— START Available data —
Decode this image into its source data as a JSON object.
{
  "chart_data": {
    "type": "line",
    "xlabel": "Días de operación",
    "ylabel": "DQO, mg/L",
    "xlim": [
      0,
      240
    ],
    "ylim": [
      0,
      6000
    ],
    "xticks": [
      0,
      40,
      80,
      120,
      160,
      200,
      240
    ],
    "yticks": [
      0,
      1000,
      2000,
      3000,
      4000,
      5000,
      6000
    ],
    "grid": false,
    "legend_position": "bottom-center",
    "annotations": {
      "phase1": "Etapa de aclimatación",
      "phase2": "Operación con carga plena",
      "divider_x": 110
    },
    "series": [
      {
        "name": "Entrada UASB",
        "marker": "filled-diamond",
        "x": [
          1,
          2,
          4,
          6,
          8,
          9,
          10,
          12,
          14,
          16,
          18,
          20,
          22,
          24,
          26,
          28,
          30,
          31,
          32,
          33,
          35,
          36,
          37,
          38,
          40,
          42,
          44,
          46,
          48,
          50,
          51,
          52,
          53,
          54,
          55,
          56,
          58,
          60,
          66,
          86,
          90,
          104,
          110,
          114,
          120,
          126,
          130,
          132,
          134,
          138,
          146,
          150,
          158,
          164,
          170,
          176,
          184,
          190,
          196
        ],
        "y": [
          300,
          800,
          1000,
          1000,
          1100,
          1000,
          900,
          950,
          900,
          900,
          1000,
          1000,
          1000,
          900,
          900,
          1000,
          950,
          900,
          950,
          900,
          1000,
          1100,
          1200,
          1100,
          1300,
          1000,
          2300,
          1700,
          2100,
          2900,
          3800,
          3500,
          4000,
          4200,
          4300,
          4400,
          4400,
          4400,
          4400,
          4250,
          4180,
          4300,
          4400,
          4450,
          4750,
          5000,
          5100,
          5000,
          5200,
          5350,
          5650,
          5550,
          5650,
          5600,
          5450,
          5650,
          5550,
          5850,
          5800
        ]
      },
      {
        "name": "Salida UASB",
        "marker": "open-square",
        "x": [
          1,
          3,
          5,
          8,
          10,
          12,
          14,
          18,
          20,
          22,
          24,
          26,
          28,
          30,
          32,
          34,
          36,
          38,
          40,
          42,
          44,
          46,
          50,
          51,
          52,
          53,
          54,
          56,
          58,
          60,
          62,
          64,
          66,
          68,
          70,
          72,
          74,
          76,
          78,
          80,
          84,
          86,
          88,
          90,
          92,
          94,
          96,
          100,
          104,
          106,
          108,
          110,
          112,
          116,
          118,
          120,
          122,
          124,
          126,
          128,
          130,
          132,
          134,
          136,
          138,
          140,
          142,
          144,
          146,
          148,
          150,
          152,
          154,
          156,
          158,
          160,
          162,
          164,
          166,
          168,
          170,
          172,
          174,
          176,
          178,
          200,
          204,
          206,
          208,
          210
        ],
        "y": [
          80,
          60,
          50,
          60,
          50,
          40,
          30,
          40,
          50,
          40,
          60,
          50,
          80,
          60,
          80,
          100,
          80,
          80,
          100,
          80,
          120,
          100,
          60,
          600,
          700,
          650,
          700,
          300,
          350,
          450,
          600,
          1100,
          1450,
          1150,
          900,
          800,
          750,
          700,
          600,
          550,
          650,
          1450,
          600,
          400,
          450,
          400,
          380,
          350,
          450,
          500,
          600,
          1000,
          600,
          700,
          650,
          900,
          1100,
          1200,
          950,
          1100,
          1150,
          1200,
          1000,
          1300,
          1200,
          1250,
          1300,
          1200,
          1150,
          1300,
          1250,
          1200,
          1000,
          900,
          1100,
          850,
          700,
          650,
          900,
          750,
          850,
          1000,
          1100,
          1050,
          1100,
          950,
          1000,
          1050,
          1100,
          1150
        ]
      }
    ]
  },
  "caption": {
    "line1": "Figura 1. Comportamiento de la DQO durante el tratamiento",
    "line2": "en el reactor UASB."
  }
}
— END Available data —
Task requirements
Please return the data above exactly as given.

Answer for the task
Decode this image into its source data as a JSON object.
{
  "chart_data": {
    "type": "line",
    "xlabel": "Días de operación",
    "ylabel": "DQO, mg/L",
    "xlim": [
      0,
      240
    ],
    "ylim": [
      0,
      6000
    ],
    "xticks": [
      0,
      40,
      80,
      120,
      160,
      200,
      240
    ],
    "yticks": [
      0,
      1000,
      2000,
      3000,
      4000,
      5000,
      6000
    ],
    "grid": false,
    "legend_position": "bottom-center",
    "annotations": {
      "phase1": "Etapa de aclimatación",
      "phase2": "Operación con carga plena",
      "divider_x": 110
    },
    "series": [
      {
        "name": "Entrada UASB",
        "marker": "filled-diamond",
        "x": [
          1,
          2,
          4,
          6,
          8,
          9,
          10,
          12,
          14,
          16,
          18,
          20,
          22,
          24,
          26,
          28,
          30,
          31,
          32,
          33,
          35,
          36,
          37,
          38,
          40,
          42,
          44,
          46,
          48,
          50,
          51,
          52,
          53,
          54,
          55,
          56,
          58,
          60,
          66,
          86,
          90,
          104,
          110,
          114,
          120,
          126,
          130,
          132,
          134,
          138,
          146,
          150,
          158,
          164,
          170,
          176,
          184,
          190,
          196
        ],
        "y": [
          300,
          800,
          1000,
          1000,
          1100,
          1000,
          900,
          950,
          900,
          900,
          1000,
          1000,
          1000,
          900,
          900,
          1000,
          950,
          900,
          950,
          900,
          1000,
          1100,
          1200,
          1100,
          1300,
          1000,
          2300,
          1700,
          2100,
          2900,
          3800,
          3500,
          4000,
          4200,
          4300,
          4400,
          4400,
          4400,
          4400,
          4250,
          4180,
          4300,
          4400,
          4450,
          4750,
          5000,
          5100,
          5000,
          5200,
          5350,
          5650,
          5550,
          5650,
          5600,
          5450,
          5650,
          5550,
          5850,
          5800
        ]
      },
      {
        "name": "Salida UASB",
        "marker": "open-square",
        "x": [
          1,
          3,
          5,
          8,
          10,
          12,
          14,
          18,
          20,
          22,
          24,
          26,
          28,
          30,
          32,
          34,
          36,
          38,
          40,
          42,
          44,
          46,
          50,
          51,
          52,
          53,
          54,
          56,
          58,
          60,
          62,
          64,
          66,
          68,
          70,
          72,
          74,
          76,
          78,
          80,
          84,
          86,
          88,
          90,
          92,
          94,
          96,
          100,
          104,
          106,
          108,
          110,
          112,
          116,
          118,
          120,
          122,
          124,
          126,
          128,
          130,
          132,
          134,
          136,
          138,
          140,
          142,
          144,
          146,
          148,
          150,
          152,
          154,
          156,
          158,
          160,
          162,
          164,
          166,
          168,
          170,
          172,
          174,
          176,
          178,
          200,
          204,
          206,
          208,
          210
        ],
        "y": [
          80,
          60,
          50,
          60,
          50,
          40,
          30,
          40,
          50,
          40,
          60,
          50,
          80,
          60,
          80,
          100,
          80,
          80,
          100,
          80,
          120,
          100,
          60,
          600,
          700,
          650,
          700,
          300,
          350,
          450,
          600,
          1100,
          1450,
          1150,
          900,
          800,
          750,
          700,
          600,
          550,
          650,
          1450,
          600,
          400,
          450,
          400,
          380,
          350,
          450,
          500,
          600,
          1000,
          600,
          700,
          650,
          900,
          1100,
          1200,
          950,
          1100,
          1150,
          1200,
          1000,
          1300,
          1200,
          1250,
          1300,
          1200,
          1150,
          1300,
          1250,
          1200,
          1000,
          900,
          1100,
          850,
          700,
          650,
          900,
          750,
          850,
          1000,
          1100,
          1050,
          1100,
          950,
          1000,
          1050,
          1100,
          1150
        ]
      }
    ]
  },
  "caption": {
    "line1": "Figura 1. Comportamiento de la DQO durante el tratamiento",
    "line2": "en el reactor UASB."
  }
}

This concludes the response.